***** Texte extrait

La cave du Dr Orlof

Notes en vrac

mardi, juillet 01, 2008

Bibliothèques idéale n°27 : les correspondances

Lettres à Milena (1920-1923) de Franz Kafka (Gallimard. L’imaginaire 2007)


Autant j’avoue avoir une véritable passion pour les journaux intimes des écrivains ou leurs mémoires ; autant de dois avouer que le genre épistolaire me laisse plus circonspect. Même en supposant qu’un journal ne soit pas forcément destiné à être lu, il reste toujours dans ce genre littéraire un véritable travail d’écriture où l’écrivain met en scène son rapport à autrui ou au monde. Cette « mise en scène » de l’intimité me semble souvent passionnante.

**********
***** Données fournies

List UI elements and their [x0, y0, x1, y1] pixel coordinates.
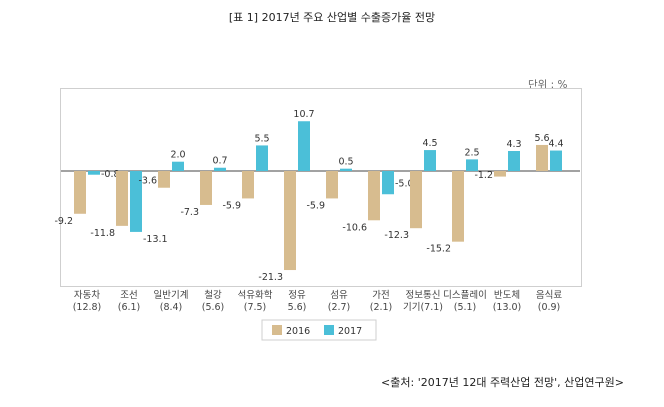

**********

== Ensemble des tâches ==
(A) Indiquez si chacun des énoncés suivants concorde avec le billet consacré aux Lettres à Milena, en répondant par oui ou par non et en citant les mots décisifs du billet.
(i) Le billet a été publié en 2008.
(ii) L'édition des Lettres à Milena mentionnée a paru chez Gallimard en 2007.
(iii) L'auteur du billet se montre plus enthousiaste envers le genre épistolaire qu'envers les journaux intimes.
(B) Répondez brièvement aux questions suivantes à partir du billet consacré aux Lettres à Milena.
(i) Quel numéro porte cette « Bibliothèque idéale » ?
(ii) Quelles années couvrent les Lettres à Milena ?
(iii) Qu'est-ce qui semble souvent passionnant à l'auteur du billet ?
(C) Rédigez la suite du billet consacré aux Lettres à Milena de Franz Kafka, en reprenant après sa dernière phrase.

== Résultats des tâches ==
(A)
(i) Oui : « mardi, juillet 01, 2008 ».
(ii) Oui : « (Gallimard. L’imaginaire 2007) ».
(iii) Non : « le genre épistolaire me laisse plus circonspect ».

(B)
(i) Le numéro 27.
(ii) De 1920 à 1923.
(iii) La « mise en scène » de l'intimité.

(C)
En lisant des correspondances (je connais, par exemple, celles de Léon Bloy ou celles d’Apollinaire), j’ai toujours un peu l’impression de m’immiscer dans un dialogue à deux qui ne me regarde pas. Ces lettres peuvent parfois être éclairantes sur la personnalité de leurs auteurs (Apollinaire partagé entre son amour pour Madeleine et son désir pour Lou) et on peut y trouver de fort belles choses (les poèmes de guerre du même Apollinaire) ; mais, en règle générale, cela ne me touche pas beaucoup.

A la rigueur, la seule lettre qui me botte sans réserve, c’est la lettre d’insultes dont furent friands surréalistes et situationnistes…

Les Lettres à Milena ne remettent pas fondamentalement en cause mon opinion sur les correspondances alors que je suis pourtant un grand admirateur de Kafka (j’ai dévoré dans ma jeunesse Le procès et La métamorphose).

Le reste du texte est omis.